# Raw records start

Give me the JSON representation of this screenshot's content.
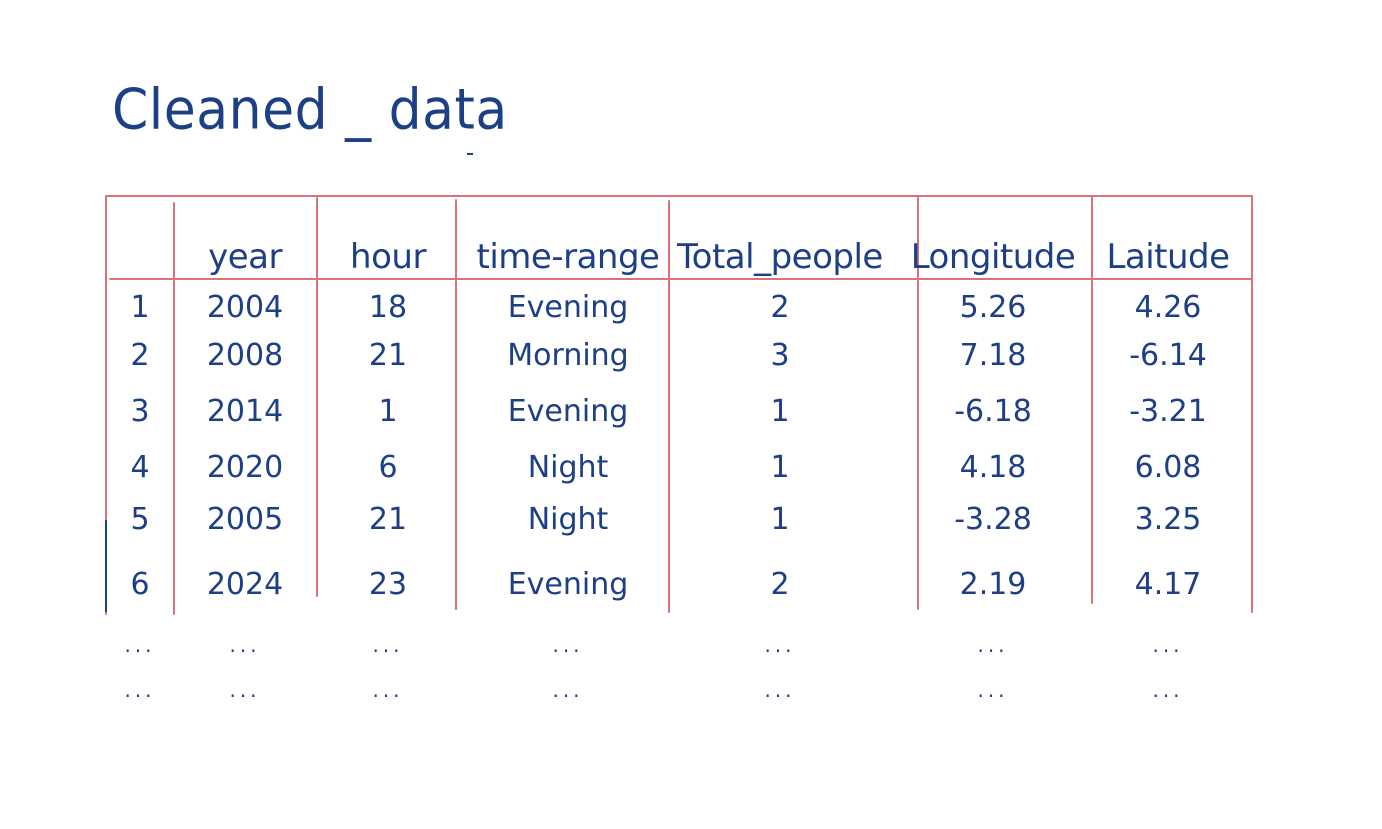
{
  "title": "Cleaned _ data",
  "table": {
    "columns": [
      "",
      "year",
      "hour",
      "time-range",
      "Total_people",
      "Longitude",
      "Laitude"
    ],
    "rows": [
      [
        "1",
        "2004",
        "18",
        "Evening",
        "2",
        "5.26",
        "4.26"
      ],
      [
        "2",
        "2008",
        "21",
        "Morning",
        "3",
        "7.18",
        "-6.14"
      ],
      [
        "3",
        "2014",
        "1",
        "Evening",
        "1",
        "-6.18",
        "-3.21"
      ],
      [
        "4",
        "2020",
        "6",
        "Night",
        "1",
        "4.18",
        "6.08"
      ],
      [
        "5",
        "2005",
        "21",
        "Night",
        "1",
        "-3.28",
        "3.25"
      ],
      [
        "6",
        "2024",
        "23",
        "Evening",
        "2",
        "2.19",
        "4.17"
      ]
    ],
    "continuation_rows": [
      [
        "...",
        "...",
        "...",
        "...",
        "...",
        "...",
        "..."
      ],
      [
        "...",
        "...",
        "...",
        "...",
        "...",
        "...",
        "..."
      ]
    ]
  },
  "colors": {
    "ink": "#1d3f86",
    "grid": "#d9727a",
    "background": "#ffffff"
  }
}
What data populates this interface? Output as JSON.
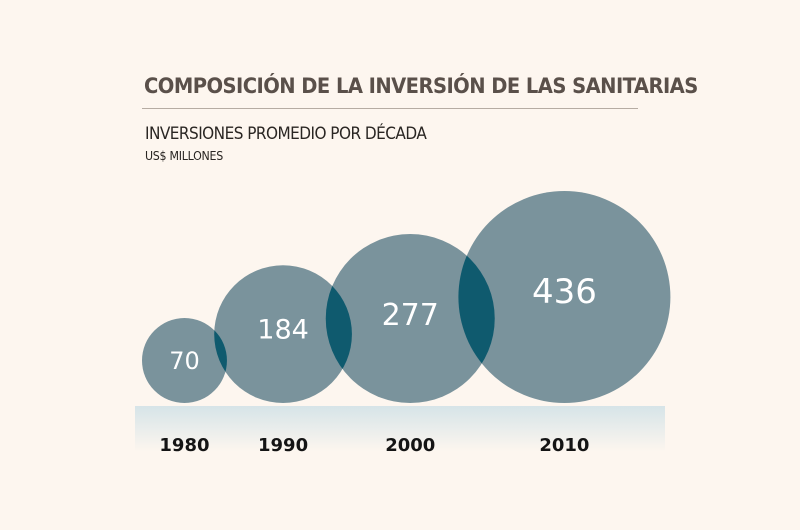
{
  "header": {
    "title": "COMPOSICIÓN DE LA INVERSIÓN DE LAS SANITARIAS",
    "subtitle": "INVERSIONES PROMEDIO POR DÉCADA",
    "units": "US$ MILLONES"
  },
  "colors": {
    "bubble": "#7a939c",
    "overlap": "#0f5a6e",
    "band_top": "#d6e4e8",
    "background": "#fdf6ef"
  },
  "chart_data": {
    "type": "bubble",
    "title": "COMPOSICIÓN DE LA INVERSIÓN DE LAS SANITARIAS",
    "subtitle": "INVERSIONES PROMEDIO POR DÉCADA",
    "ylabel": "US$ MILLONES",
    "categories": [
      "1980",
      "1990",
      "2000",
      "2010"
    ],
    "values": [
      70,
      184,
      277,
      436
    ],
    "value_labels": [
      "70",
      "184",
      "277",
      "436"
    ],
    "legend": "none",
    "grid": false
  }
}
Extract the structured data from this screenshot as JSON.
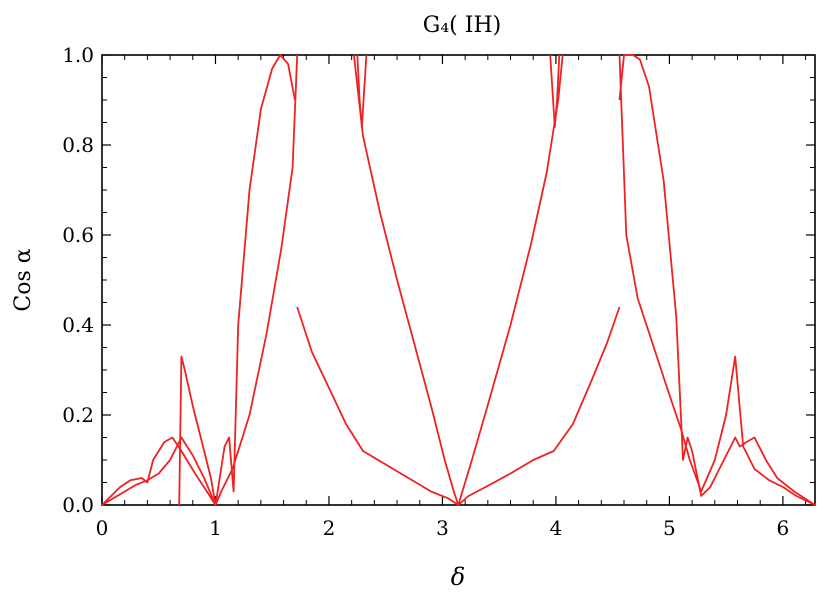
{
  "chart_data": {
    "type": "line",
    "title": "G₄( IH)",
    "xlabel": "δ",
    "ylabel": "Cos α",
    "xlim": [
      0,
      6.283
    ],
    "ylim": [
      0,
      1.0
    ],
    "x_ticks": [
      "0",
      "1",
      "2",
      "3",
      "4",
      "5",
      "6"
    ],
    "y_ticks": [
      "0.0",
      "0.2",
      "0.4",
      "0.6",
      "0.8",
      "1.0"
    ],
    "grid": false,
    "color": "#ee2222",
    "series": [
      {
        "x": [
          0.0,
          0.1,
          0.2,
          0.3,
          0.4,
          0.5,
          0.6,
          0.7,
          0.8,
          0.9,
          1.0,
          1.08,
          1.12,
          1.16,
          1.2,
          1.3,
          1.4,
          1.5,
          1.57,
          1.64,
          1.7
        ],
        "y": [
          0.0,
          0.015,
          0.03,
          0.045,
          0.055,
          0.07,
          0.1,
          0.15,
          0.11,
          0.06,
          0.0,
          0.13,
          0.15,
          0.03,
          0.4,
          0.7,
          0.88,
          0.97,
          1.0,
          0.98,
          0.9
        ]
      },
      {
        "x": [
          0.0,
          0.08,
          0.16,
          0.25,
          0.35,
          0.4,
          0.45,
          0.55,
          0.62,
          0.7,
          0.82,
          0.95,
          1.0,
          1.05,
          1.15,
          1.3,
          1.45,
          1.58,
          1.68,
          1.72
        ],
        "y": [
          0.0,
          0.02,
          0.04,
          0.055,
          0.06,
          0.05,
          0.1,
          0.14,
          0.15,
          0.12,
          0.07,
          0.02,
          0.0,
          0.03,
          0.08,
          0.2,
          0.38,
          0.57,
          0.75,
          1.0
        ]
      },
      {
        "x": [
          0.68,
          0.7,
          0.73,
          0.8,
          0.88,
          0.96,
          1.0
        ],
        "y": [
          0.0,
          0.33,
          0.3,
          0.22,
          0.14,
          0.06,
          0.0
        ]
      },
      {
        "x": [
          1.72,
          1.85,
          2.0,
          2.15,
          2.3,
          2.5,
          2.7,
          2.9,
          3.05,
          3.14
        ],
        "y": [
          0.44,
          0.34,
          0.26,
          0.18,
          0.12,
          0.09,
          0.06,
          0.03,
          0.015,
          0.0
        ]
      },
      {
        "x": [
          2.22,
          2.3,
          2.45,
          2.6,
          2.75,
          2.9,
          3.02,
          3.1,
          3.14
        ],
        "y": [
          1.0,
          0.82,
          0.65,
          0.5,
          0.36,
          0.22,
          0.1,
          0.03,
          0.0
        ]
      },
      {
        "x": [
          2.25,
          2.27,
          2.29,
          2.31,
          2.33
        ],
        "y": [
          1.0,
          0.9,
          0.84,
          0.92,
          1.0
        ]
      },
      {
        "x": [
          3.14,
          3.23,
          3.38,
          3.6,
          3.8,
          3.98,
          4.15,
          4.32,
          4.45,
          4.56
        ],
        "y": [
          0.0,
          0.02,
          0.04,
          0.07,
          0.1,
          0.12,
          0.18,
          0.28,
          0.36,
          0.44
        ]
      },
      {
        "x": [
          3.14,
          3.26,
          3.42,
          3.6,
          3.78,
          3.92,
          4.02,
          4.06
        ],
        "y": [
          0.0,
          0.1,
          0.24,
          0.4,
          0.58,
          0.74,
          0.9,
          1.0
        ]
      },
      {
        "x": [
          3.95,
          3.97,
          3.99,
          4.01,
          4.03
        ],
        "y": [
          1.0,
          0.92,
          0.84,
          0.9,
          1.0
        ]
      },
      {
        "x": [
          4.56,
          4.6,
          4.68,
          4.74,
          4.82,
          4.95,
          5.06,
          5.12,
          5.16,
          5.2,
          5.28,
          5.36,
          5.46,
          5.58,
          5.62,
          5.68,
          5.75,
          5.85,
          5.95,
          6.1,
          6.283
        ],
        "y": [
          0.9,
          1.0,
          1.0,
          0.99,
          0.93,
          0.72,
          0.42,
          0.1,
          0.15,
          0.12,
          0.02,
          0.04,
          0.09,
          0.15,
          0.13,
          0.14,
          0.15,
          0.1,
          0.06,
          0.03,
          0.0
        ]
      },
      {
        "x": [
          4.56,
          4.62,
          4.72,
          4.85,
          4.98,
          5.1,
          5.18,
          5.28,
          5.4,
          5.5,
          5.58,
          5.65,
          5.75,
          5.88,
          6.0,
          6.12,
          6.283
        ],
        "y": [
          1.0,
          0.6,
          0.46,
          0.36,
          0.26,
          0.17,
          0.1,
          0.03,
          0.1,
          0.2,
          0.33,
          0.13,
          0.08,
          0.055,
          0.04,
          0.02,
          0.0
        ]
      }
    ]
  }
}
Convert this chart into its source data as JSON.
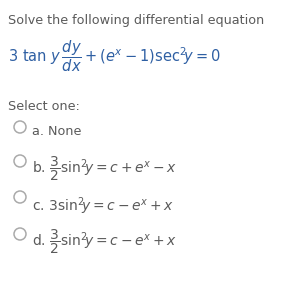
{
  "title": "Solve the following differential equation",
  "select_one": "Select one:",
  "bg_color": "#ffffff",
  "text_color": "#5a5a5a",
  "eq_color": "#2e5fa3",
  "option_label_color": "#5a5a5a",
  "circle_color": "#aaaaaa",
  "title_fontsize": 9.2,
  "body_fontsize": 9.2,
  "eq_fontsize": 10.5,
  "opt_fontsize": 10.0
}
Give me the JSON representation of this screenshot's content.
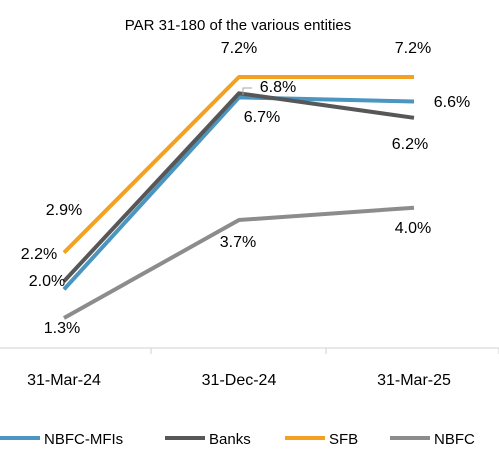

# Raw records end

Go back to the records above and write them out exactly, without the pictures.

Give me the JSON representation of this screenshot's content.
{
  "title": "Cleaned _ data",
  "table": {
    "columns": [
      "",
      "year",
      "hour",
      "time-range",
      "Total_people",
      "Longitude",
      "Laitude"
    ],
    "rows": [
      [
        "1",
        "2004",
        "18",
        "Evening",
        "2",
        "5.26",
        "4.26"
      ],
      [
        "2",
        "2008",
        "21",
        "Morning",
        "3",
        "7.18",
        "-6.14"
      ],
      [
        "3",
        "2014",
        "1",
        "Evening",
        "1",
        "-6.18",
        "-3.21"
      ],
      [
        "4",
        "2020",
        "6",
        "Night",
        "1",
        "4.18",
        "6.08"
      ],
      [
        "5",
        "2005",
        "21",
        "Night",
        "1",
        "-3.28",
        "3.25"
      ],
      [
        "6",
        "2024",
        "23",
        "Evening",
        "2",
        "2.19",
        "4.17"
      ]
    ],
    "continuation_rows": [
      [
        "...",
        "...",
        "...",
        "...",
        "...",
        "...",
        "..."
      ],
      [
        "...",
        "...",
        "...",
        "...",
        "...",
        "...",
        "..."
      ]
    ]
  },
  "colors": {
    "ink": "#1d3f86",
    "grid": "#d9727a",
    "background": "#ffffff"
  }
}
What data populates this interface? Output as JSON.
{
  "header": {
    "title": "COMPOSICIÓN DE LA INVERSIÓN DE LAS SANITARIAS",
    "subtitle": "INVERSIONES PROMEDIO POR DÉCADA",
    "units": "US$ MILLONES"
  },
  "colors": {
    "bubble": "#7a939c",
    "overlap": "#0f5a6e",
    "band_top": "#d6e4e8",
    "background": "#fdf6ef"
  },
  "chart_data": {
    "type": "bubble",
    "title": "COMPOSICIÓN DE LA INVERSIÓN DE LAS SANITARIAS",
    "subtitle": "INVERSIONES PROMEDIO POR DÉCADA",
    "ylabel": "US$ MILLONES",
    "categories": [
      "1980",
      "1990",
      "2000",
      "2010"
    ],
    "values": [
      70,
      184,
      277,
      436
    ],
    "value_labels": [
      "70",
      "184",
      "277",
      "436"
    ],
    "legend": "none",
    "grid": false
  }
}
Extract the structured data from this screenshot as JSON.
{
  "chart_data": {
    "type": "line",
    "title": "G₄( IH)",
    "xlabel": "δ",
    "ylabel": "Cos α",
    "xlim": [
      0,
      6.283
    ],
    "ylim": [
      0,
      1.0
    ],
    "x_ticks": [
      "0",
      "1",
      "2",
      "3",
      "4",
      "5",
      "6"
    ],
    "y_ticks": [
      "0.0",
      "0.2",
      "0.4",
      "0.6",
      "0.8",
      "1.0"
    ],
    "grid": false,
    "color": "#ee2222",
    "series": [
      {
        "x": [
          0.0,
          0.1,
          0.2,
          0.3,
          0.4,
          0.5,
          0.6,
          0.7,
          0.8,
          0.9,
          1.0,
          1.08,
          1.12,
          1.16,
          1.2,
          1.3,
          1.4,
          1.5,
          1.57,
          1.64,
          1.7
        ],
        "y": [
          0.0,
          0.015,
          0.03,
          0.045,
          0.055,
          0.07,
          0.1,
          0.15,
          0.11,
          0.06,
          0.0,
          0.13,
          0.15,
          0.03,
          0.4,
          0.7,
          0.88,
          0.97,
          1.0,
          0.98,
          0.9
        ]
      },
      {
        "x": [
          0.0,
          0.08,
          0.16,
          0.25,
          0.35,
          0.4,
          0.45,
          0.55,
          0.62,
          0.7,
          0.82,
          0.95,
          1.0,
          1.05,
          1.15,
          1.3,
          1.45,
          1.58,
          1.68,
          1.72
        ],
        "y": [
          0.0,
          0.02,
          0.04,
          0.055,
          0.06,
          0.05,
          0.1,
          0.14,
          0.15,
          0.12,
          0.07,
          0.02,
          0.0,
          0.03,
          0.08,
          0.2,
          0.38,
          0.57,
          0.75,
          1.0
        ]
      },
      {
        "x": [
          0.68,
          0.7,
          0.73,
          0.8,
          0.88,
          0.96,
          1.0
        ],
        "y": [
          0.0,
          0.33,
          0.3,
          0.22,
          0.14,
          0.06,
          0.0
        ]
      },
      {
        "x": [
          1.72,
          1.85,
          2.0,
          2.15,
          2.3,
          2.5,
          2.7,
          2.9,
          3.05,
          3.14
        ],
        "y": [
          0.44,
          0.34,
          0.26,
          0.18,
          0.12,
          0.09,
          0.06,
          0.03,
          0.015,
          0.0
        ]
      },
      {
        "x": [
          2.22,
          2.3,
          2.45,
          2.6,
          2.75,
          2.9,
          3.02,
          3.1,
          3.14
        ],
        "y": [
          1.0,
          0.82,
          0.65,
          0.5,
          0.36,
          0.22,
          0.1,
          0.03,
          0.0
        ]
      },
      {
        "x": [
          2.25,
          2.27,
          2.29,
          2.31,
          2.33
        ],
        "y": [
          1.0,
          0.9,
          0.84,
          0.92,
          1.0
        ]
      },
      {
        "x": [
          3.14,
          3.23,
          3.38,
          3.6,
          3.8,
          3.98,
          4.15,
          4.32,
          4.45,
          4.56
        ],
        "y": [
          0.0,
          0.02,
          0.04,
          0.07,
          0.1,
          0.12,
          0.18,
          0.28,
          0.36,
          0.44
        ]
      },
      {
        "x": [
          3.14,
          3.26,
          3.42,
          3.6,
          3.78,
          3.92,
          4.02,
          4.06
        ],
        "y": [
          0.0,
          0.1,
          0.24,
          0.4,
          0.58,
          0.74,
          0.9,
          1.0
        ]
      },
      {
        "x": [
          3.95,
          3.97,
          3.99,
          4.01,
          4.03
        ],
        "y": [
          1.0,
          0.92,
          0.84,
          0.9,
          1.0
        ]
      },
      {
        "x": [
          4.56,
          4.6,
          4.68,
          4.74,
          4.82,
          4.95,
          5.06,
          5.12,
          5.16,
          5.2,
          5.28,
          5.36,
          5.46,
          5.58,
          5.62,
          5.68,
          5.75,
          5.85,
          5.95,
          6.1,
          6.283
        ],
        "y": [
          0.9,
          1.0,
          1.0,
          0.99,
          0.93,
          0.72,
          0.42,
          0.1,
          0.15,
          0.12,
          0.02,
          0.04,
          0.09,
          0.15,
          0.13,
          0.14,
          0.15,
          0.1,
          0.06,
          0.03,
          0.0
        ]
      },
      {
        "x": [
          4.56,
          4.62,
          4.72,
          4.85,
          4.98,
          5.1,
          5.18,
          5.28,
          5.4,
          5.5,
          5.58,
          5.65,
          5.75,
          5.88,
          6.0,
          6.12,
          6.283
        ],
        "y": [
          1.0,
          0.6,
          0.46,
          0.36,
          0.26,
          0.17,
          0.1,
          0.03,
          0.1,
          0.2,
          0.33,
          0.13,
          0.08,
          0.055,
          0.04,
          0.02,
          0.0
        ]
      }
    ]
  }
}
Convert this chart into its source data as JSON.
{
  "title": "Solve the following differential equation",
  "select_one": "Select one:",
  "bg_color": "#ffffff",
  "text_color": "#5a5a5a",
  "eq_color": "#2e5fa3",
  "option_label_color": "#5a5a5a",
  "circle_color": "#aaaaaa",
  "title_fontsize": 9.2,
  "body_fontsize": 9.2,
  "eq_fontsize": 10.5,
  "opt_fontsize": 10.0
}
Give me the JSON representation of this screenshot's content.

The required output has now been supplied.